▸ EXERCISE REQUIREMENTS: Within this material, how many lines have the string "quarter" in them? The answer is a number, with nothing added.

# START OF INFORMATION PROVIDED

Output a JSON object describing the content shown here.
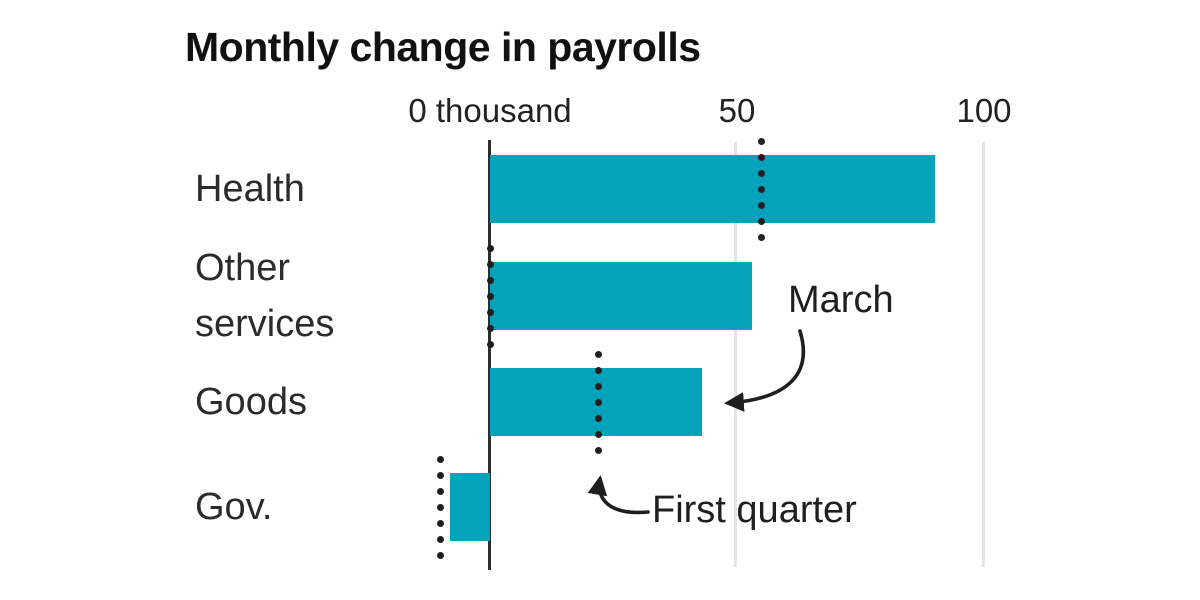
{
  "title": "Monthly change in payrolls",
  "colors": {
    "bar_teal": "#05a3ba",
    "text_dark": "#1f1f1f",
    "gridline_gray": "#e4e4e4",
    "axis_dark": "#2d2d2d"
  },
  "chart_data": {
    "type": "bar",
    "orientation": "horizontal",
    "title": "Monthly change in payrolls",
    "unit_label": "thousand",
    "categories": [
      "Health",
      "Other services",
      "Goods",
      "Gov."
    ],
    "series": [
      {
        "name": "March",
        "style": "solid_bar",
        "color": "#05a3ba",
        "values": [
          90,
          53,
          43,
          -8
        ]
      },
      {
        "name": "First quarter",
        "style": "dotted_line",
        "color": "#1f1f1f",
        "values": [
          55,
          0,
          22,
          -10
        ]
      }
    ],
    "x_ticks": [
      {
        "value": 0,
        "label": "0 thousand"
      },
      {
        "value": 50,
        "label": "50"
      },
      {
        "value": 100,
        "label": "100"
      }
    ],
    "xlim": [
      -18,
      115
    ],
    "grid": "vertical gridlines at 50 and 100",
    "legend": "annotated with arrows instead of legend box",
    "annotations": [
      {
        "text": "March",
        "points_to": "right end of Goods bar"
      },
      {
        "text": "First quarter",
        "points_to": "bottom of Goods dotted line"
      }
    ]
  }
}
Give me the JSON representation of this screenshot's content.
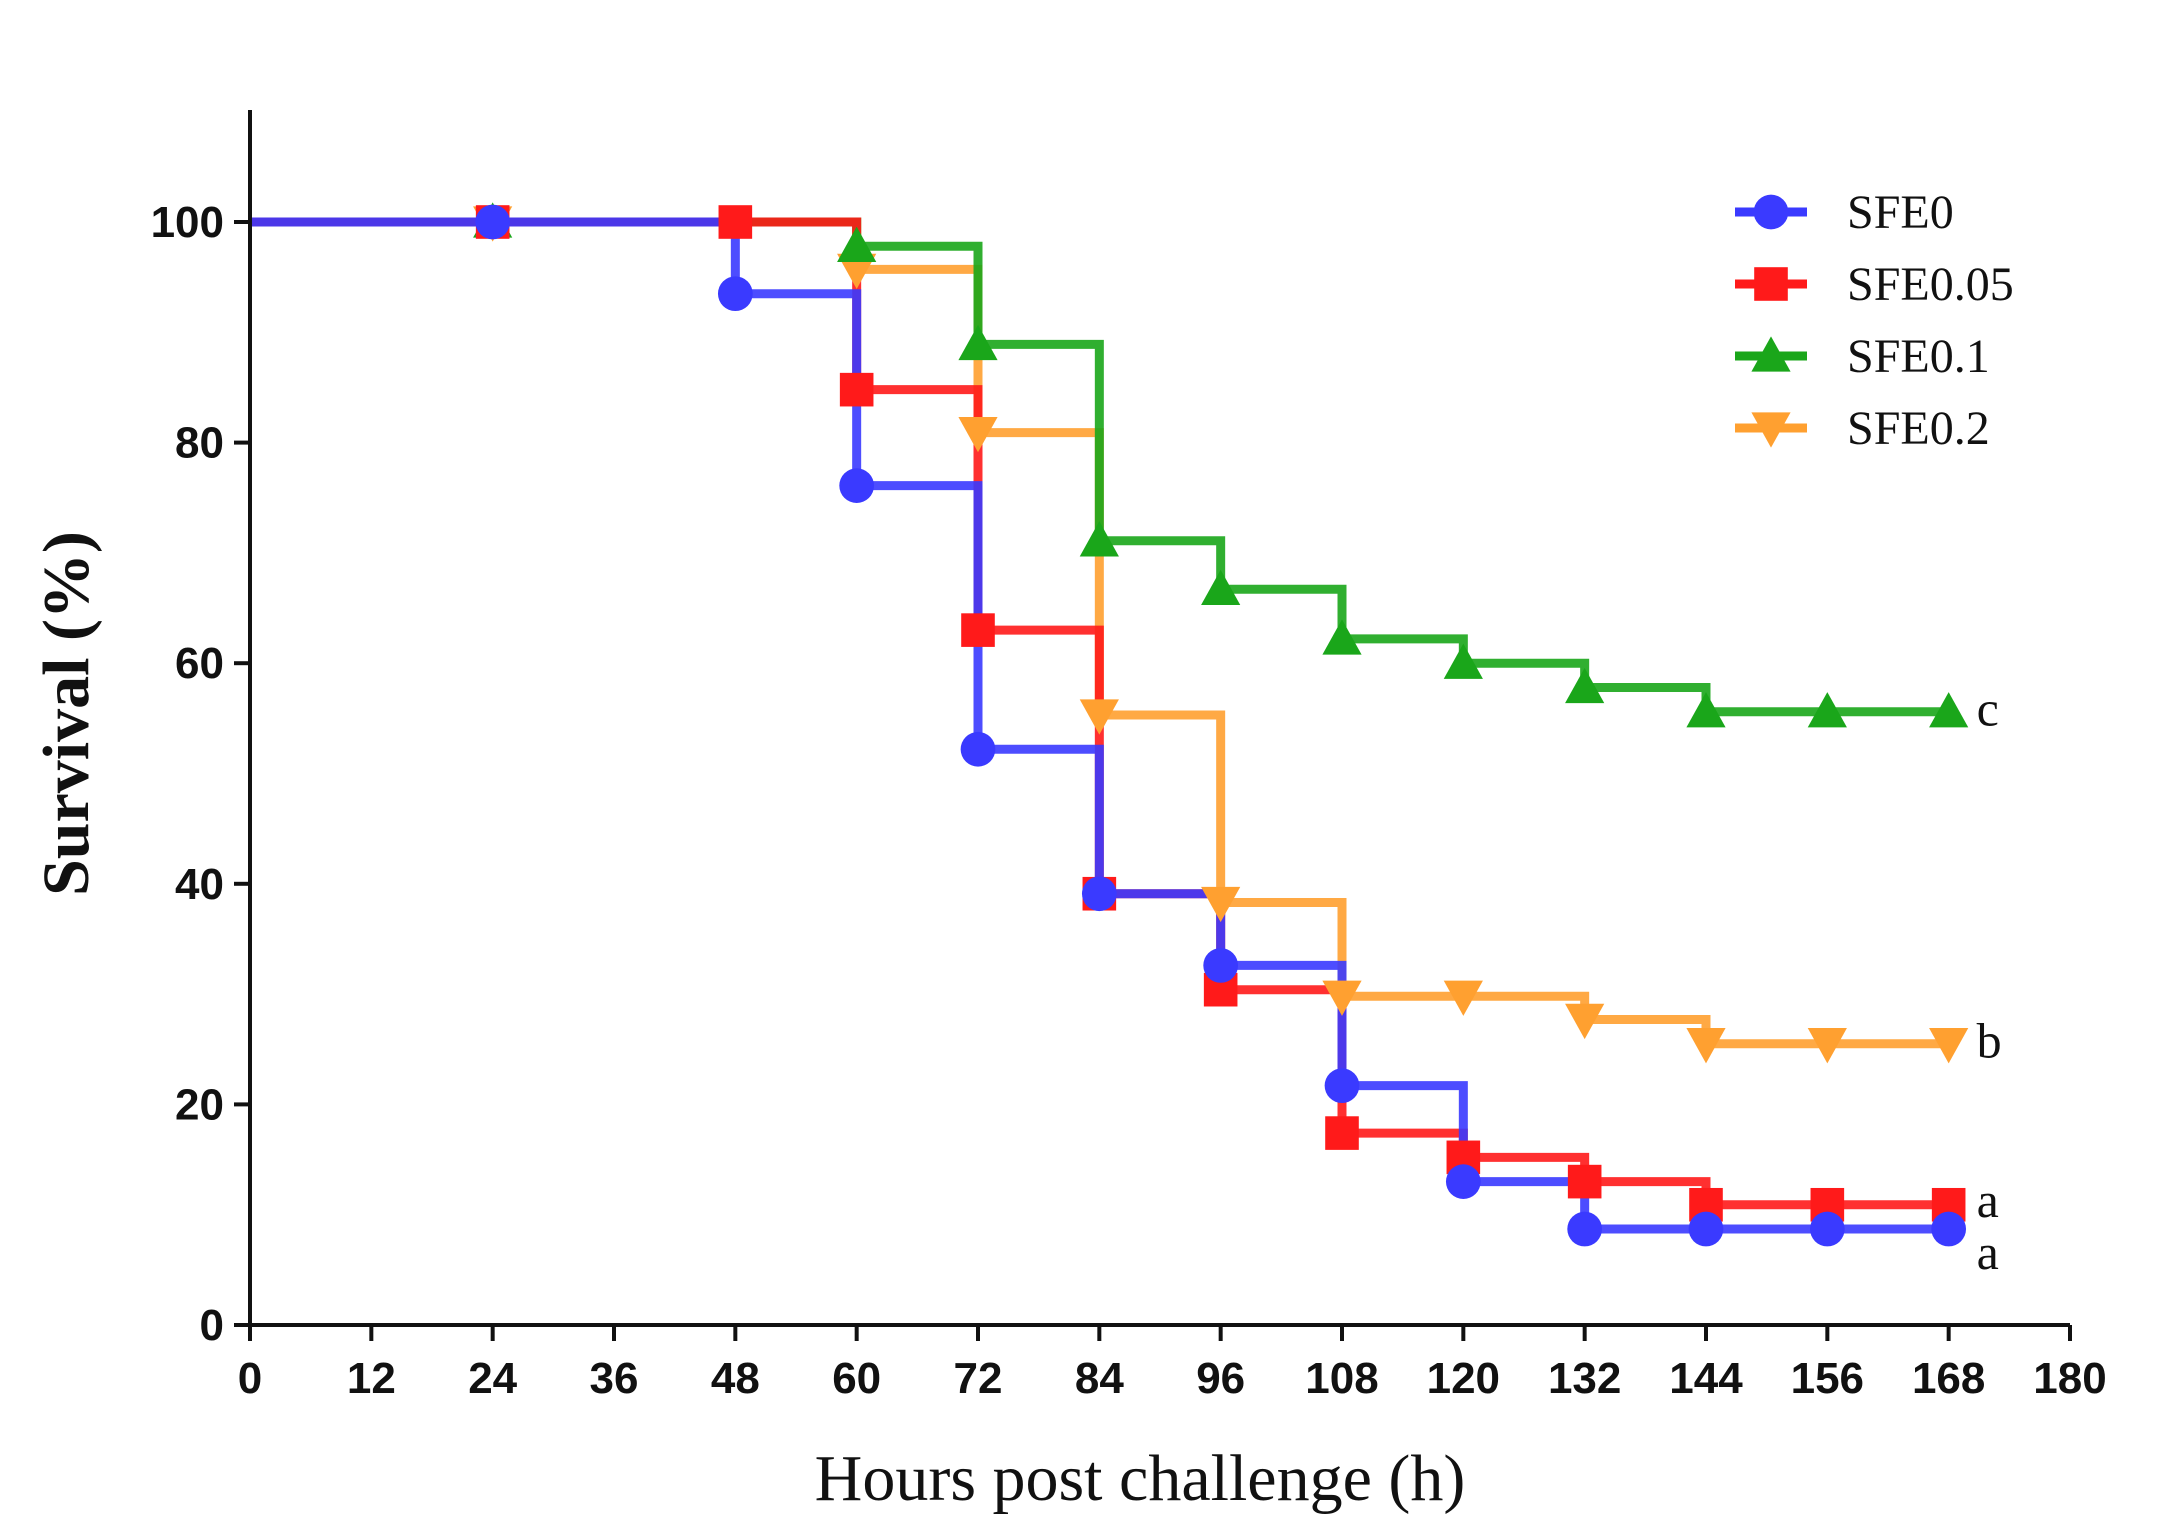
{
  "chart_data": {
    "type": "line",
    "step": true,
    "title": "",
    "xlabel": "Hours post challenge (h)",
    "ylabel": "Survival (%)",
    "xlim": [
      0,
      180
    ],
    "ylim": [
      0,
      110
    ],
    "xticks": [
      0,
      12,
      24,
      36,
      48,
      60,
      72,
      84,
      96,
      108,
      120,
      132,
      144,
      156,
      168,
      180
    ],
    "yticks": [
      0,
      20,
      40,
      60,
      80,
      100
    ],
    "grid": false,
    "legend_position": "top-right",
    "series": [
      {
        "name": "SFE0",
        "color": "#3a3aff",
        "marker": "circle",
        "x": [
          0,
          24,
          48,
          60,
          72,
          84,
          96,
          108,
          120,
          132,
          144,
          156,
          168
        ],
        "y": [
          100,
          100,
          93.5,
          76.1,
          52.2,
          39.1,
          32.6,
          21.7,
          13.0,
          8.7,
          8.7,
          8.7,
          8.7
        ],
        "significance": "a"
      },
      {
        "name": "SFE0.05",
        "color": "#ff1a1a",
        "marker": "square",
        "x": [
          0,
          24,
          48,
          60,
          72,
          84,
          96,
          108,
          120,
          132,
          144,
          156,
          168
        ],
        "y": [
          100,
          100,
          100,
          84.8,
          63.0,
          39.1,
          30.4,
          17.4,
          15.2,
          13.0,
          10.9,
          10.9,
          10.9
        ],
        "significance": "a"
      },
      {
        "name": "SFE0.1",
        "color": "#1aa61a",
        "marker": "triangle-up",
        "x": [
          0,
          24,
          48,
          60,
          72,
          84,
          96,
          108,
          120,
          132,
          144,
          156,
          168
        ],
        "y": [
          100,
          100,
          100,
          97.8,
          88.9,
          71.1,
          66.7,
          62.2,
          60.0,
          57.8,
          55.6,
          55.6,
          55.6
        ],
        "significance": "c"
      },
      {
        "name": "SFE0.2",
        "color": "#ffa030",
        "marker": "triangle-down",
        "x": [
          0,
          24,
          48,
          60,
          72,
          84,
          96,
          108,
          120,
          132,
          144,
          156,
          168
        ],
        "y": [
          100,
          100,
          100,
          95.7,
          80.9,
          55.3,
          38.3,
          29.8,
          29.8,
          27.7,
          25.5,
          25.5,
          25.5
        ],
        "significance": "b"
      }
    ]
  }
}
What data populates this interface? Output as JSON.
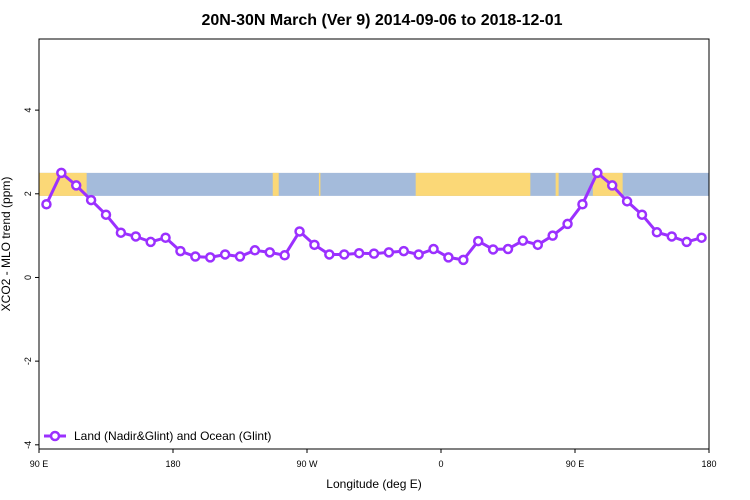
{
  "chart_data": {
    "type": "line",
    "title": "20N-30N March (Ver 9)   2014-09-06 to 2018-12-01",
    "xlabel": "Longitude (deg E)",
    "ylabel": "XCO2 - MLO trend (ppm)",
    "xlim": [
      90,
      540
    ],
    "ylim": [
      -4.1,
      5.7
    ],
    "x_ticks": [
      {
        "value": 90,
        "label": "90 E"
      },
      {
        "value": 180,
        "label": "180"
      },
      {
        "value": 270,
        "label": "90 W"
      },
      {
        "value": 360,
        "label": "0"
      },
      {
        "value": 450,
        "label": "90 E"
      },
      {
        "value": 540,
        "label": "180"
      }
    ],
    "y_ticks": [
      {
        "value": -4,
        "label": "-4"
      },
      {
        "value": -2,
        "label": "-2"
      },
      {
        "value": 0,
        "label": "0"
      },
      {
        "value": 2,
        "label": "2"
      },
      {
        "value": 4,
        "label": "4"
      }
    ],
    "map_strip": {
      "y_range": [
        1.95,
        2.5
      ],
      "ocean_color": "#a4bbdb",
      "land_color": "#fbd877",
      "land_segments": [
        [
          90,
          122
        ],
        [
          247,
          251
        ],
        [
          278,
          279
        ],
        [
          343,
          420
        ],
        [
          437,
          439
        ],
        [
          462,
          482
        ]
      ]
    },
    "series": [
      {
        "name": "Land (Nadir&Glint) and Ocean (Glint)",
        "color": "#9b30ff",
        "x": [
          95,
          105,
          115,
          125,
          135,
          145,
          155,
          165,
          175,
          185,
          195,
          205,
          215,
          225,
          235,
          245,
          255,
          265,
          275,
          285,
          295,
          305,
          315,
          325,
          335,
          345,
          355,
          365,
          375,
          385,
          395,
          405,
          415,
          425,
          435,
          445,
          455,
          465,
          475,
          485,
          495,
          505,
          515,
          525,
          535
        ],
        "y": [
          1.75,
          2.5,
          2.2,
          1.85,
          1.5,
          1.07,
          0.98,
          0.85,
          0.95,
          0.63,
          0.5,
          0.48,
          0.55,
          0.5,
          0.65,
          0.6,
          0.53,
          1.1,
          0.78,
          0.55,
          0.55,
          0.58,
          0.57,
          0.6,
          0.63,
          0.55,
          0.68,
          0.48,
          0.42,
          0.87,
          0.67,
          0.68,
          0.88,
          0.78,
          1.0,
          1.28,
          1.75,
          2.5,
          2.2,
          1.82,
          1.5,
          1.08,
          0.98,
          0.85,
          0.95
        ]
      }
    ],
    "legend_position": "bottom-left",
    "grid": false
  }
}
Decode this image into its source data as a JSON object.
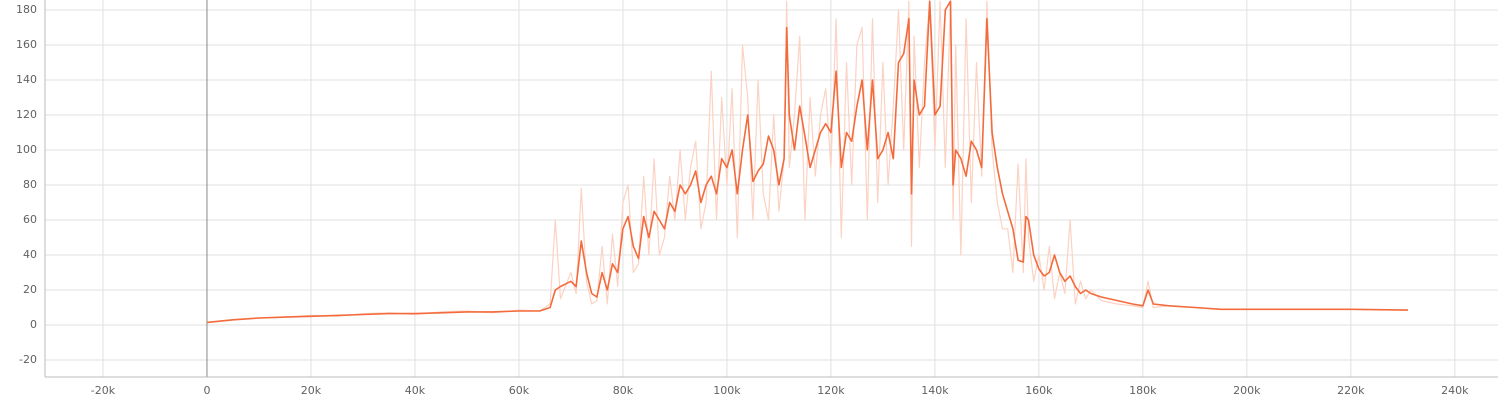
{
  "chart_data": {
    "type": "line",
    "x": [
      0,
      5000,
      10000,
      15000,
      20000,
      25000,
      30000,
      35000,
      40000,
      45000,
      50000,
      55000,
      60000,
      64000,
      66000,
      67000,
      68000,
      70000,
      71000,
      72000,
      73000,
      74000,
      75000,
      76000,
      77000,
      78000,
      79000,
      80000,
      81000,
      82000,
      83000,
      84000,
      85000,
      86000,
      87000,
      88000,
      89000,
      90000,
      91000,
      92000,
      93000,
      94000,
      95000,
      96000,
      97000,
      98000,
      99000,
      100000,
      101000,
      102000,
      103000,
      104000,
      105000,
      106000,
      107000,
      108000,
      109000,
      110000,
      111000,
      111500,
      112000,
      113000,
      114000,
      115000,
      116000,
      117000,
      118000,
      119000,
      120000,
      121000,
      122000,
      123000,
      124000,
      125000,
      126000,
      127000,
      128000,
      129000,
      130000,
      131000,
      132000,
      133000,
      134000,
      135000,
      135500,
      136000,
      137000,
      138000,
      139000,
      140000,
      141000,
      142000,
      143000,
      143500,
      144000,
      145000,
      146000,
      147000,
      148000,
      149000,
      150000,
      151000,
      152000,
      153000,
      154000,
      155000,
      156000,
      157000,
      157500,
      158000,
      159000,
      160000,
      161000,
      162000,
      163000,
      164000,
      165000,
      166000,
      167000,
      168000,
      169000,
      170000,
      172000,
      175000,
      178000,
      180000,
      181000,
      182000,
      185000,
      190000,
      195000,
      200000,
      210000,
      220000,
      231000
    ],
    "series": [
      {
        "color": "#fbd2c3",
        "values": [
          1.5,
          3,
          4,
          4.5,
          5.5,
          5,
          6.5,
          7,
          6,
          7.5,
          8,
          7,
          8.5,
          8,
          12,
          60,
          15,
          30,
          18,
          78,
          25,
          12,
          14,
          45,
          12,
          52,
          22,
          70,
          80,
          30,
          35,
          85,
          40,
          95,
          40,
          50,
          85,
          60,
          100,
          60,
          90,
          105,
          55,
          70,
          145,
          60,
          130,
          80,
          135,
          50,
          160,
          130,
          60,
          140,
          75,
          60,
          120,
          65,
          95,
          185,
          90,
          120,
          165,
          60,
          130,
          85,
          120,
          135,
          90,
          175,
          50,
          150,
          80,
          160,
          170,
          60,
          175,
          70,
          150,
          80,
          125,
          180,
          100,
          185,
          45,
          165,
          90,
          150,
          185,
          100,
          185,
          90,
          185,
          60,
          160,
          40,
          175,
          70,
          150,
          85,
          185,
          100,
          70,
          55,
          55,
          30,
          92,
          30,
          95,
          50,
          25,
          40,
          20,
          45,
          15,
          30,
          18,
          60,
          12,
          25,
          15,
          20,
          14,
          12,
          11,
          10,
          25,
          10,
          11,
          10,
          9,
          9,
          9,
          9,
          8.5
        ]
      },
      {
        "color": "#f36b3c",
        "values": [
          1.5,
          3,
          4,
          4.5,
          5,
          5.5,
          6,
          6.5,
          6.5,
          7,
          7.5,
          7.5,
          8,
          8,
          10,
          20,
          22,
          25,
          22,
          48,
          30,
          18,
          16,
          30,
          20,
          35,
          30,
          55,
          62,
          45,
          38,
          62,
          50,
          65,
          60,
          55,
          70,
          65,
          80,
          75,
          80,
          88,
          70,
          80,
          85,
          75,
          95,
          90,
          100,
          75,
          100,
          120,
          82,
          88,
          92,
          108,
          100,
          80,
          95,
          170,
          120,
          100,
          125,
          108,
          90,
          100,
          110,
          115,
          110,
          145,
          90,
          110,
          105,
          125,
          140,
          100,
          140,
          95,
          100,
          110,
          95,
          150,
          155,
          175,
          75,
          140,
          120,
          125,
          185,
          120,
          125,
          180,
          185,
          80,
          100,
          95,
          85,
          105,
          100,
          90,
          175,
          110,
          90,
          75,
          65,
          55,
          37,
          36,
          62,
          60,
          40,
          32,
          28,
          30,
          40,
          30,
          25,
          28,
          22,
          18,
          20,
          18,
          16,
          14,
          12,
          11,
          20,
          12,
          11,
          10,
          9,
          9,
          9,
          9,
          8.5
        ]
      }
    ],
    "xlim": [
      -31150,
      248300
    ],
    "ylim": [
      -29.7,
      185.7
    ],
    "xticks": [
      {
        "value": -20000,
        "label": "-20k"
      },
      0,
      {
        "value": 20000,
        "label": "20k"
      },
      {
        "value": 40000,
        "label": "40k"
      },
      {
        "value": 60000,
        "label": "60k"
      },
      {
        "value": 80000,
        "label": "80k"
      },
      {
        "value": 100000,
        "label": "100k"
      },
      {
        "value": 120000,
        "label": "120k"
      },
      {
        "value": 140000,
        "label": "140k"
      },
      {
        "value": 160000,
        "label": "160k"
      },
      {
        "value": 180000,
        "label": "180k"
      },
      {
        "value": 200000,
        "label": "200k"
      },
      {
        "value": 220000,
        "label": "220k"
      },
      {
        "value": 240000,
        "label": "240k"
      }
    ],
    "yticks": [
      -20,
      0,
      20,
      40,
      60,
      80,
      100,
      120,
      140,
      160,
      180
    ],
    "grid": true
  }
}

# END OF INFORMATION PROVIDED

▸ RESULT OF THIS TASK: 2